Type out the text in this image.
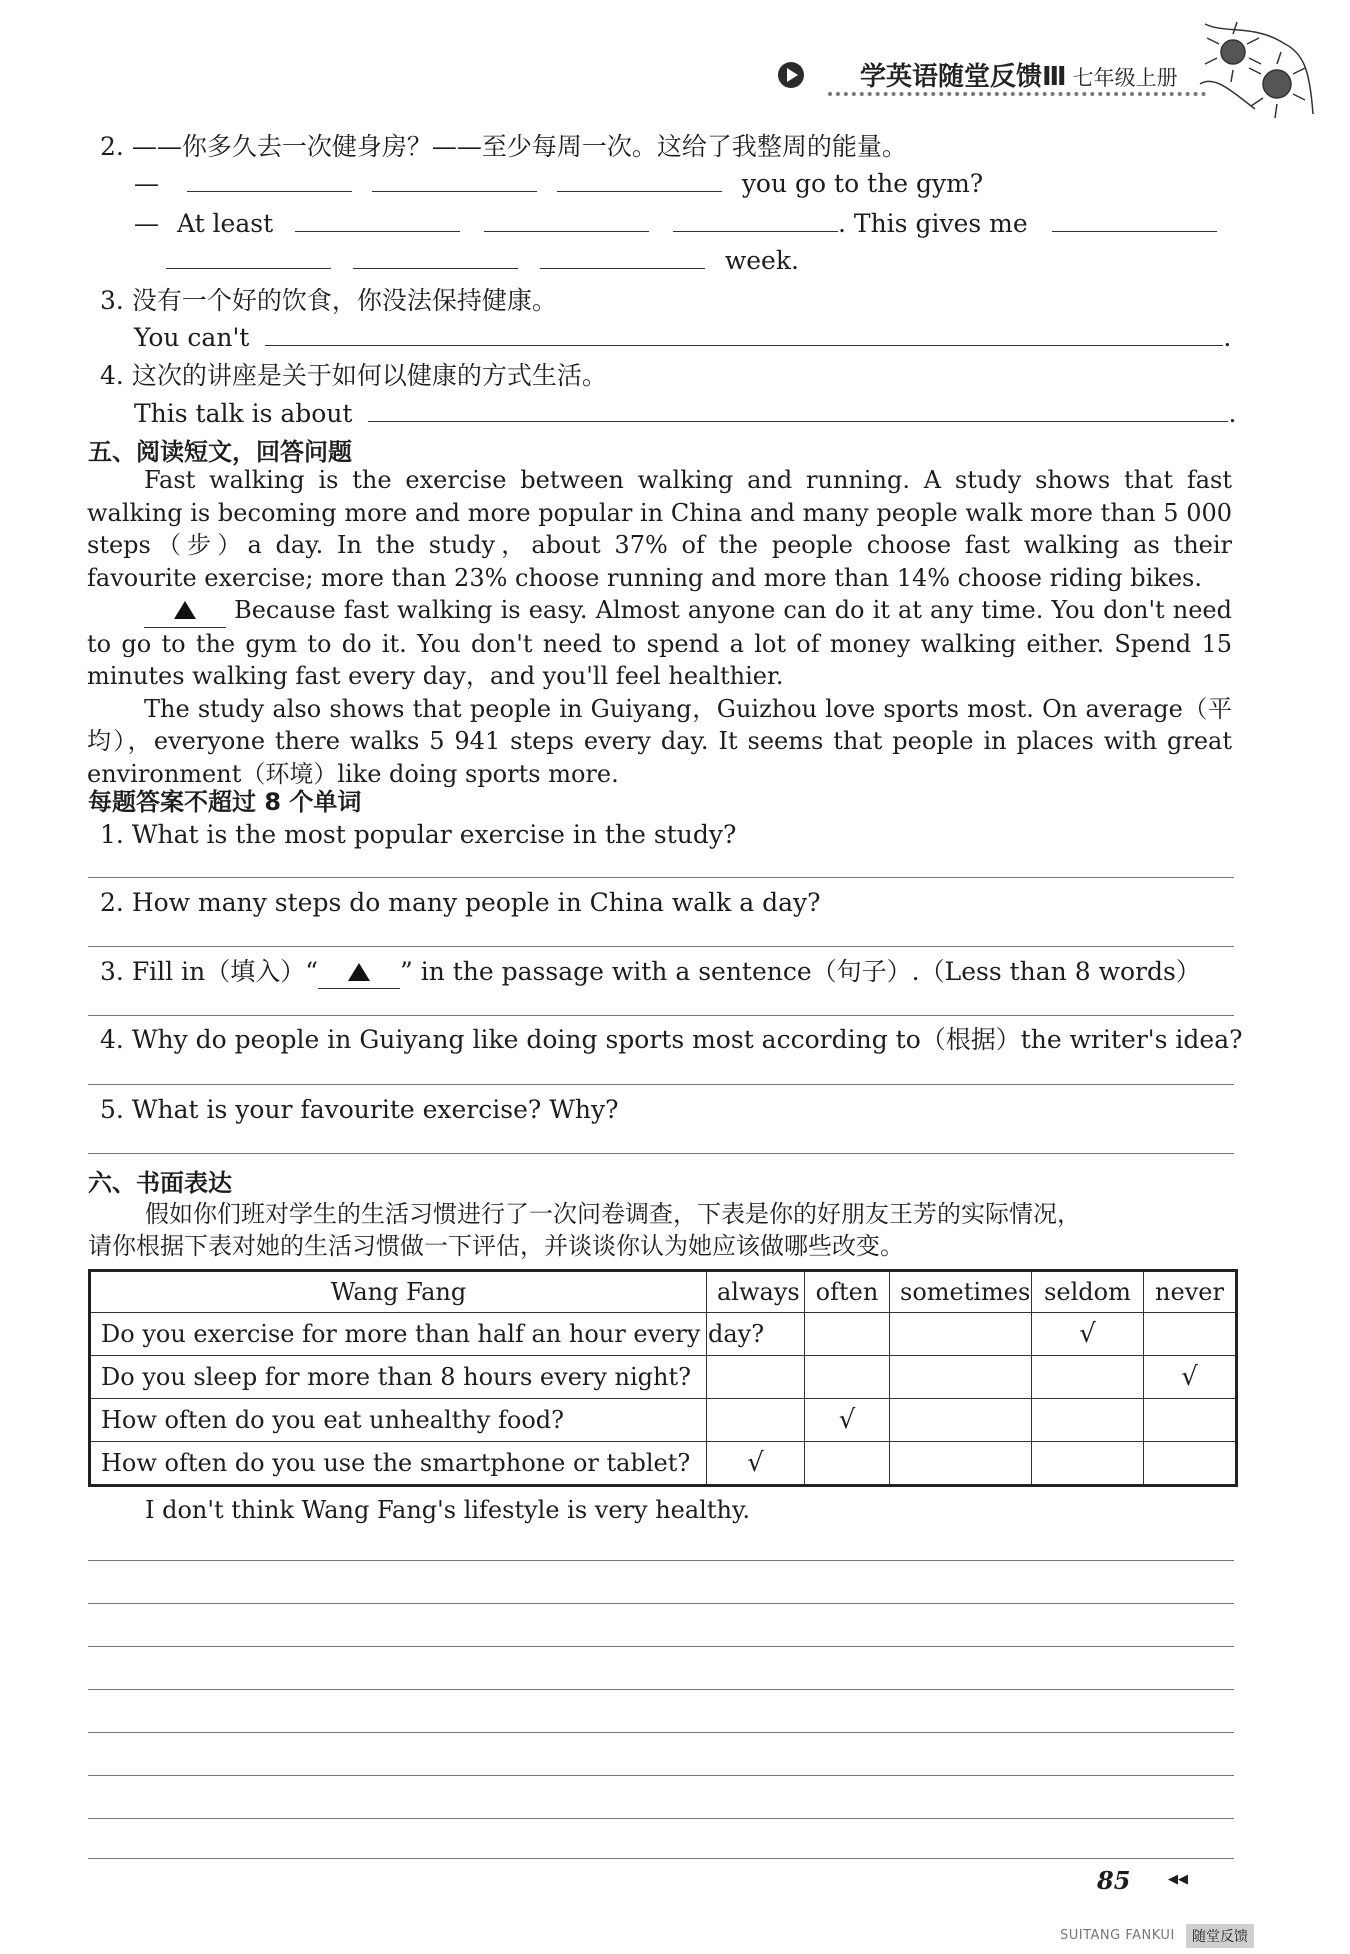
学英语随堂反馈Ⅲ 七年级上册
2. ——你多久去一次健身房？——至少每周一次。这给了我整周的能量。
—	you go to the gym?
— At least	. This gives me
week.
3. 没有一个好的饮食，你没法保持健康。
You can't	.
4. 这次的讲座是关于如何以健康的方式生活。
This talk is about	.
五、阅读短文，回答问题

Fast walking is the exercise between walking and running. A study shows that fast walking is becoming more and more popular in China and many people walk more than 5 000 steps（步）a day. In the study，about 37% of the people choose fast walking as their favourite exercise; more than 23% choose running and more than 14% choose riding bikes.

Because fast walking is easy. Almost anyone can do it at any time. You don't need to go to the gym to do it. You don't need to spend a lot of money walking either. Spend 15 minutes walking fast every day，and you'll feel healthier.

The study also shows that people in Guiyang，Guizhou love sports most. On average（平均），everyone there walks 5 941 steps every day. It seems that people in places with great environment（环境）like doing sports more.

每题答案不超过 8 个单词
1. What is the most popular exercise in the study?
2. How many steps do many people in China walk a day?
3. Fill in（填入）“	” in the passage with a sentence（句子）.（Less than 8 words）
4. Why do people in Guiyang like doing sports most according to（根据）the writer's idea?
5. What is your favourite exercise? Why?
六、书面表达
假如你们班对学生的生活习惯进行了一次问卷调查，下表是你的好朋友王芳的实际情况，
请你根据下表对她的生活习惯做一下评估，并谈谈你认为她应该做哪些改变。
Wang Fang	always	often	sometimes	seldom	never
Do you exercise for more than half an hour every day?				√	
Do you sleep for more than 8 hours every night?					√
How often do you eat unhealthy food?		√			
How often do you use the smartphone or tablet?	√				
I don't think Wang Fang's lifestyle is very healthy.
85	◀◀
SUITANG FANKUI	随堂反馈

## DIRECTIONS
Return only the number of lines in the data that contain "fast".

## CORRECT OUTPUT
2